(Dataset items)
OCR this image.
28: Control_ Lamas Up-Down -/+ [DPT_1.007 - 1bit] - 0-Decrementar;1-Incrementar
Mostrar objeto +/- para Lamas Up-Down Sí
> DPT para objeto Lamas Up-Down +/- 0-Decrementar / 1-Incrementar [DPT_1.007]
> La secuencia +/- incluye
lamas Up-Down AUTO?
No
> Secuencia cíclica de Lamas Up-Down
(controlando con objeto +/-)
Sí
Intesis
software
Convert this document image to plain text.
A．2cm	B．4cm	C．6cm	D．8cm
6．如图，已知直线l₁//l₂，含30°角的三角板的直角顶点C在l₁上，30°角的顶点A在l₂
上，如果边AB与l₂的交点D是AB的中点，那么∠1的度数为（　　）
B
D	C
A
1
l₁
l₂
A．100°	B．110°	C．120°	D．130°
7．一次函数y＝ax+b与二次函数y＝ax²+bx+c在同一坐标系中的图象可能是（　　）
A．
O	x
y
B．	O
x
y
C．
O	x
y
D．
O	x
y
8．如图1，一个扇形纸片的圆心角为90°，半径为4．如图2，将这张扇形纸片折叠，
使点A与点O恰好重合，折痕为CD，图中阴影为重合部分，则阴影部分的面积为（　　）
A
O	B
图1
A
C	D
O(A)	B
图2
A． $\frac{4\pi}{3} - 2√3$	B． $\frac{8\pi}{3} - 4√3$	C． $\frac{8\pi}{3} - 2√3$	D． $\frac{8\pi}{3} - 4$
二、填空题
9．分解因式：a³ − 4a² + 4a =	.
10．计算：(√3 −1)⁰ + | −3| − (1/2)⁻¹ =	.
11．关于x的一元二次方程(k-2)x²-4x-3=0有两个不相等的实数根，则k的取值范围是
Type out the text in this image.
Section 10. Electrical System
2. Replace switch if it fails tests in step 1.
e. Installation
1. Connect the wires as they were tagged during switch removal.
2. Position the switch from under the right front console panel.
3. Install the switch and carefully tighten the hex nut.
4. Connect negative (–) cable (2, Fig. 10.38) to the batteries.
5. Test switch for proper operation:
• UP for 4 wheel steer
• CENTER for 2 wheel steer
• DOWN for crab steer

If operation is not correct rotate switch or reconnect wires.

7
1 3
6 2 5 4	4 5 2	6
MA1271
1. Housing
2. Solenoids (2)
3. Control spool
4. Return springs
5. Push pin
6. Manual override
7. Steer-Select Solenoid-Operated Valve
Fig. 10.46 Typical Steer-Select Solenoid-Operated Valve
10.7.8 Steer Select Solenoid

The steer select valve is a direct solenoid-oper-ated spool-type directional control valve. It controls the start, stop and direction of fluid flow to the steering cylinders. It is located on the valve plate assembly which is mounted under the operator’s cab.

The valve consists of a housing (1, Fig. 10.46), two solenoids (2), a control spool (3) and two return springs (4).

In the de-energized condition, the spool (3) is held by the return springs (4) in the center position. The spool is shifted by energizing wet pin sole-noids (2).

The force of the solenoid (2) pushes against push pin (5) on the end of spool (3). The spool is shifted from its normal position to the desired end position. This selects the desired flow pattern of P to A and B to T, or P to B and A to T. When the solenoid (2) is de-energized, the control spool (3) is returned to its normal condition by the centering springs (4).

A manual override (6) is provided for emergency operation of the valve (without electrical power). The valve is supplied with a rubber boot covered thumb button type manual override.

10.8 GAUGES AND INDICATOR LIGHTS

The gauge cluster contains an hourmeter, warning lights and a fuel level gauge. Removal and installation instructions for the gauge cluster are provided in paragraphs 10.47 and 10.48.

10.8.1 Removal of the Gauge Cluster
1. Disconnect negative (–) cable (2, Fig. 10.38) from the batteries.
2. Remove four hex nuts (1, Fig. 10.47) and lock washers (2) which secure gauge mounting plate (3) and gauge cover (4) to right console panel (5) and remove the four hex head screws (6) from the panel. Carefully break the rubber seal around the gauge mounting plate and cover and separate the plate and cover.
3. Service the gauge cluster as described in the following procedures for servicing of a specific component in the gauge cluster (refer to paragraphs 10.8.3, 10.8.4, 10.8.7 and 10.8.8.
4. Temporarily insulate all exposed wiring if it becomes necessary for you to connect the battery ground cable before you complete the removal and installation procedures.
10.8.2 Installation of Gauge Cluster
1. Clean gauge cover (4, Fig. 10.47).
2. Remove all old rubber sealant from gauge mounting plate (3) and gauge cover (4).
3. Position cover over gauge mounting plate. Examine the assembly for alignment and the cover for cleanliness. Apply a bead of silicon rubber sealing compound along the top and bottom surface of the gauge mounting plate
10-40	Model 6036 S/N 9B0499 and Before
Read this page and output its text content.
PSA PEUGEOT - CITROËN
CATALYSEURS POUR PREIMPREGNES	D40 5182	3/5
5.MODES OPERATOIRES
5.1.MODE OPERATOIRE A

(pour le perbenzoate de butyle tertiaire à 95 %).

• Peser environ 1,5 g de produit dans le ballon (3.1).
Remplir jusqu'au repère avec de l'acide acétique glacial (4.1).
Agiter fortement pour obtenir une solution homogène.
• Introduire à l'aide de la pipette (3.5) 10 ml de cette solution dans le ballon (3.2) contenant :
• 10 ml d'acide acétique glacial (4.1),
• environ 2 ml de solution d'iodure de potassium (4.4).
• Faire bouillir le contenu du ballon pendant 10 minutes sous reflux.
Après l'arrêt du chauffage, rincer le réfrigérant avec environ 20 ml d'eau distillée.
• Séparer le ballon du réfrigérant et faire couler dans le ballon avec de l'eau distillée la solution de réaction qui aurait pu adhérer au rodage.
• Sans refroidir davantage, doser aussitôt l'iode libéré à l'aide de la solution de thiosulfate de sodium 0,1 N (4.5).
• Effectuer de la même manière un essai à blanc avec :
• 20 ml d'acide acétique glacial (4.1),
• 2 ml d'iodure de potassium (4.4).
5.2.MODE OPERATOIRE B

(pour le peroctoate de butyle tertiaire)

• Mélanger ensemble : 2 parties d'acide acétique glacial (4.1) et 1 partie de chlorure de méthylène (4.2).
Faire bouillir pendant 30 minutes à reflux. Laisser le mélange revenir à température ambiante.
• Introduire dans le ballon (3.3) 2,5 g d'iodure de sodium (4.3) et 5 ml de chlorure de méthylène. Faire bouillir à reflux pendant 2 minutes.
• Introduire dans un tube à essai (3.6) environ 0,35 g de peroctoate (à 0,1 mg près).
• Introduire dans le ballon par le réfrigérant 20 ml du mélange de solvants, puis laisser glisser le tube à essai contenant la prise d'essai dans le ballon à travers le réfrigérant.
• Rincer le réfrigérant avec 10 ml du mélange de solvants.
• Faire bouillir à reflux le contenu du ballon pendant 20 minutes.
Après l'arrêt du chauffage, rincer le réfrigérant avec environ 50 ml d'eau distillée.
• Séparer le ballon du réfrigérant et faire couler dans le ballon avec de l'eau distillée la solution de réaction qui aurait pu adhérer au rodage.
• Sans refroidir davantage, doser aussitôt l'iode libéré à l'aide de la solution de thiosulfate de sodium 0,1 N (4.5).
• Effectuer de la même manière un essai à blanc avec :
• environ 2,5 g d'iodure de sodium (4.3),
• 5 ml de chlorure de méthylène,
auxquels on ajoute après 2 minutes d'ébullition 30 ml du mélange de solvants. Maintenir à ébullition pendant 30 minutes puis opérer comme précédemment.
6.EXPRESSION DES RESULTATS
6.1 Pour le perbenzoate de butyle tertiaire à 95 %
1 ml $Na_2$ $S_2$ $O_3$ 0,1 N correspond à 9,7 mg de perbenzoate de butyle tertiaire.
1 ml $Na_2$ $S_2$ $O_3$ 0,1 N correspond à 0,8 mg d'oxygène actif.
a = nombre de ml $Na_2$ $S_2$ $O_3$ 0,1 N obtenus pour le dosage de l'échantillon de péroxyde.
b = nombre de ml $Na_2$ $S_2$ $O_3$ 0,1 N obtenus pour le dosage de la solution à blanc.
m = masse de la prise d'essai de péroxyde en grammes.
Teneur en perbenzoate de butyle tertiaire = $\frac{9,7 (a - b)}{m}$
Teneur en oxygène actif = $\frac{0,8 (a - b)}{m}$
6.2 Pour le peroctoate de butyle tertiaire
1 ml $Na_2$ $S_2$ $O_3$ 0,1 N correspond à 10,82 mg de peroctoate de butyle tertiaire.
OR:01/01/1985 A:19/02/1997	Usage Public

(Set problem) How many lines in the listing contain "Teneur"? Answer with the number alone.

(Complete answer) 2